# EXERCISE PASSAGE
An easy 5-ingredient creamy Cherry Salad. A refreshing twist on traditional cherry pie. This Cherry Fluff Salad gets rave reviews from my family. It couldn’t be any easier to make for the summer season!
If you’re looking for the next potluck side dish or dessert to bring to a graduation party or potluck dinner, I have you covered. This vintage cherry pie salad has been a family favorite for years. You may even hear it go by the name fluff salad. It’s the same great dish and there are so many different ways to change up the recipe but this is always how my mother made it.
WHAT IS CHERRY FLUFF SALAD
We’re just a few weeks away from the start of summer and the potluck season will officially be here.
Typically served as an American dessert, cherry fluff salad is another type of no-bake summer dessert that’s a twist on the classic Ambrosia Salad that’s been around for generations in the United States. It is a popular cool whip dessert that can be made for Mother’s Day, Easter, Thanksgiving, 4th of July, and Christmas. Because it’s a no-bake potluck dessert that’s served cold, it’s refreshing on a hot summer night. It can also be referred to as a sugar salad (in the south), cherry angel salad, cherry dump salad, and a cherry pie filling dessert.
Since cherry season is typically during the summer months, feel free to use your own homemade cherry pie filling in place of store-bought pill filling. My mom is big into canning her own summer berries to make desserts with later during the year. This is the perfect recipe to use those fresh summer cherries in.
HOW TO SERVE CHERRY FLUFF SALAD
Cherry fluff salad is the perfect side dish or dessert to serve for a potluck, summer party or barbecue with friends. Serve it cold on a summer night.
HOW TO MAKE CHERRY FLUFF
This refreshing summer dessert salad can be made the same day its served. It doesn’t require hours of refrigeration or need time to rest, however, I like to give it at least an hour of resting time. That way, the juices have time to soak into the marshmallows and expand.

# STUDY MATERIAL
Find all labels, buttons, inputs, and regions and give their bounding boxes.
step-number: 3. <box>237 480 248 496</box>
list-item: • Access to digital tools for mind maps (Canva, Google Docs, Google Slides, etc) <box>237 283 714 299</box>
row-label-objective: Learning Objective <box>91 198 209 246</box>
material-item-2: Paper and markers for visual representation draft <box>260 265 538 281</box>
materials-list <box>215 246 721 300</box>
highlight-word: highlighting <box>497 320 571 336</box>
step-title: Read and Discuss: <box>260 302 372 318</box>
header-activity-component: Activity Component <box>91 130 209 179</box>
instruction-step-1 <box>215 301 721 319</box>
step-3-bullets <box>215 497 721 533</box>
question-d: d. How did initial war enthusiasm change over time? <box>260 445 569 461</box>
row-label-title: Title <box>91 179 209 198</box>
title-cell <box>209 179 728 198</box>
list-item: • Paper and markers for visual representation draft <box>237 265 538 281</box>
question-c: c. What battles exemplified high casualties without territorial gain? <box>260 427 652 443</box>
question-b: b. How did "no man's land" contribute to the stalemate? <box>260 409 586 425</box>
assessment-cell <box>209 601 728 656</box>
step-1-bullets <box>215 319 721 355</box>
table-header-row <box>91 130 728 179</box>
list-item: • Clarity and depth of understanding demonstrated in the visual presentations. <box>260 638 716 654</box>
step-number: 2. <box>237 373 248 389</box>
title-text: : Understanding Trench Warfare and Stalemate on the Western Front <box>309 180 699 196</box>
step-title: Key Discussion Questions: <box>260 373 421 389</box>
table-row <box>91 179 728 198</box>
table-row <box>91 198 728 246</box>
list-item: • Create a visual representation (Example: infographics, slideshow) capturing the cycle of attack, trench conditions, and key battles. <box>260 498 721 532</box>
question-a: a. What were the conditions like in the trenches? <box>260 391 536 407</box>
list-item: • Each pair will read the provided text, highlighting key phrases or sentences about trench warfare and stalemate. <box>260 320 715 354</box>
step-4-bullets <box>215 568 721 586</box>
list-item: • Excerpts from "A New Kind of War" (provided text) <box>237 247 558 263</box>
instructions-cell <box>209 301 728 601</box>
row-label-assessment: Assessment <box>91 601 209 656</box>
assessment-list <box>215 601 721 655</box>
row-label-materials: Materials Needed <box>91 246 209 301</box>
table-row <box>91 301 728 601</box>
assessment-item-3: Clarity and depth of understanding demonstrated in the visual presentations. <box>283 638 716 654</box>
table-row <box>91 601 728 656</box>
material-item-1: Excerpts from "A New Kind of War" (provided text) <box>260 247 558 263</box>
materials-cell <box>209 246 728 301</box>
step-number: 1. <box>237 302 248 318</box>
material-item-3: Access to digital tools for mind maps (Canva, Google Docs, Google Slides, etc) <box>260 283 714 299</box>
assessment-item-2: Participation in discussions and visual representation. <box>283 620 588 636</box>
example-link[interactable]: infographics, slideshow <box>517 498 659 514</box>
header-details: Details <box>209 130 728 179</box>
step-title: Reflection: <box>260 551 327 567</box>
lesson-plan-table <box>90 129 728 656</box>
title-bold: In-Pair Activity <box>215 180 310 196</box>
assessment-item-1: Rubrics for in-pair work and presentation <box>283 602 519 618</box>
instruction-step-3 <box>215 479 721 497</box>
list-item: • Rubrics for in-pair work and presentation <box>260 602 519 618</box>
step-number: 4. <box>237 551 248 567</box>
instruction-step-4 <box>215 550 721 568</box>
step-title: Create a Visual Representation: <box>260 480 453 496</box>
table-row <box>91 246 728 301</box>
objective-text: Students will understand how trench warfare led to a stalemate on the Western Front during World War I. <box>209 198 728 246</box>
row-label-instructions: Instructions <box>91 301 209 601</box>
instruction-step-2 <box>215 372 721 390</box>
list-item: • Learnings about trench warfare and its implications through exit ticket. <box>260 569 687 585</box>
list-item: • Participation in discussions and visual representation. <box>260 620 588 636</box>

# EXERCISE REQUIREMENTS
Reproduce the cherry fluff salad text from the top of the page in full, word for word.

# SOLUTION FOR THIS EXERCISE
An easy 5-ingredient creamy Cherry Salad. A refreshing twist on traditional cherry pie. This Cherry Fluff Salad gets rave reviews from my family. It couldn’t be any easier to make for the summer season!
If you’re looking for the next potluck side dish or dessert to bring to a graduation party or potluck dinner, I have you covered. This vintage cherry pie salad has been a family favorite for years. You may even hear it go by the name fluff salad. It’s the same great dish and there are so many different ways to change up the recipe but this is always how my mother made it.
WHAT IS CHERRY FLUFF SALAD
We’re just a few weeks away from the start of summer and the potluck season will officially be here.
Typically served as an American dessert, cherry fluff salad is another type of no-bake summer dessert that’s a twist on the classic Ambrosia Salad that’s been around for generations in the United States. It is a popular cool whip dessert that can be made for Mother’s Day, Easter, Thanksgiving, 4th of July, and Christmas. Because it’s a no-bake potluck dessert that’s served cold, it’s refreshing on a hot summer night. It can also be referred to as a sugar salad (in the south), cherry angel salad, cherry dump salad, and a cherry pie filling dessert.
Since cherry season is typically during the summer months, feel free to use your own homemade cherry pie filling in place of store-bought pill filling. My mom is big into canning her own summer berries to make desserts with later during the year. This is the perfect recipe to use those fresh summer cherries in.
HOW TO SERVE CHERRY FLUFF SALAD
Cherry fluff salad is the perfect side dish or dessert to serve for a potluck, summer party or barbecue with friends. Serve it cold on a summer night.
HOW TO MAKE CHERRY FLUFF
This refreshing summer dessert salad can be made the same day its served. It doesn’t require hours of refrigeration or need time to rest, however, I like to give it at least an hour of resting time. That way, the juices have time to soak into the marshmallows and expand.